WORK INSTRUCTIONS:
Extract every line of the material that holds the string "text".

=== ROWS ===

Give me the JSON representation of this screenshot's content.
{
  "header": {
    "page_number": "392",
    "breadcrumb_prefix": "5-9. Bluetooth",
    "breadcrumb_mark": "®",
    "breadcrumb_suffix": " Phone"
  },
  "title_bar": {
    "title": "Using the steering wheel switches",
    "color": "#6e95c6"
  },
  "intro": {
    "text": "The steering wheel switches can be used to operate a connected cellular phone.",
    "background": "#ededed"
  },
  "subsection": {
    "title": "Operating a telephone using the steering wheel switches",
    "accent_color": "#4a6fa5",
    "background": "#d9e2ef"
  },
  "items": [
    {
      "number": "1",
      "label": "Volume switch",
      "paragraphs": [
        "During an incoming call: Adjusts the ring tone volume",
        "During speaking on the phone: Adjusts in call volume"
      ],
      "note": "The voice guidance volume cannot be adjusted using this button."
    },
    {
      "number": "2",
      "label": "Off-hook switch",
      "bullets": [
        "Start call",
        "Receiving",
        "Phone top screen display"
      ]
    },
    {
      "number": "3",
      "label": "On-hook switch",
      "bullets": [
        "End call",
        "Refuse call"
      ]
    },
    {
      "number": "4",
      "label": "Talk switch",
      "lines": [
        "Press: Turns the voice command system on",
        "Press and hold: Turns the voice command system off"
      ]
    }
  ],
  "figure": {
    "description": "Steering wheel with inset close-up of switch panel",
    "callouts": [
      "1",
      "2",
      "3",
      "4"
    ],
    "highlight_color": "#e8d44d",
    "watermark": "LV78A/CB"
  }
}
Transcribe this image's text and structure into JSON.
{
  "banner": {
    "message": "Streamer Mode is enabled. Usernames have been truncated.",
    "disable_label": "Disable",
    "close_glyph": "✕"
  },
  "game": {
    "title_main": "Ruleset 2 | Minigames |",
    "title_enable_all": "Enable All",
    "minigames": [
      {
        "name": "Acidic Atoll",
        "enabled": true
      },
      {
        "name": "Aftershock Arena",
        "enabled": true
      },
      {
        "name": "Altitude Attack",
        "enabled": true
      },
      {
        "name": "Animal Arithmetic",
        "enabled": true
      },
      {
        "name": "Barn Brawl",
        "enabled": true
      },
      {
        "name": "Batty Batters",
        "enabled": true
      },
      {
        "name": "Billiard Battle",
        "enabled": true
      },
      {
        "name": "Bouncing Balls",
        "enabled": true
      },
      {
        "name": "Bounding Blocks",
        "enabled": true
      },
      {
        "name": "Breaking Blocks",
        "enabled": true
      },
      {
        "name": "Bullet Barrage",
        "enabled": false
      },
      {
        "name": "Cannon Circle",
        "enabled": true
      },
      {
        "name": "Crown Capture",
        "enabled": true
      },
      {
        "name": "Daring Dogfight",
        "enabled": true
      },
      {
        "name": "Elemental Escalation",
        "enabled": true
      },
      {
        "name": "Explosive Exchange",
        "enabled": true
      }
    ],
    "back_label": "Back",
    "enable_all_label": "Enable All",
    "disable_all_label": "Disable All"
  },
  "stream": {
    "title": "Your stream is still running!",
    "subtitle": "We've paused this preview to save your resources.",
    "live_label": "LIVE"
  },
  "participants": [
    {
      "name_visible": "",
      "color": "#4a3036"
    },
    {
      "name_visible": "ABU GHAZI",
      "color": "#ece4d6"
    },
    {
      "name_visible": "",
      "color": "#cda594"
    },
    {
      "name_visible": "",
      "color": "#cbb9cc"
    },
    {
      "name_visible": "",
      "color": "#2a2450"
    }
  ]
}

===

ANSWER TO THIS EXERCISE:
    "text": "The steering wheel switches can be used to operate a connected cellular phone.",
Transcribe this image's text and structure into JSON.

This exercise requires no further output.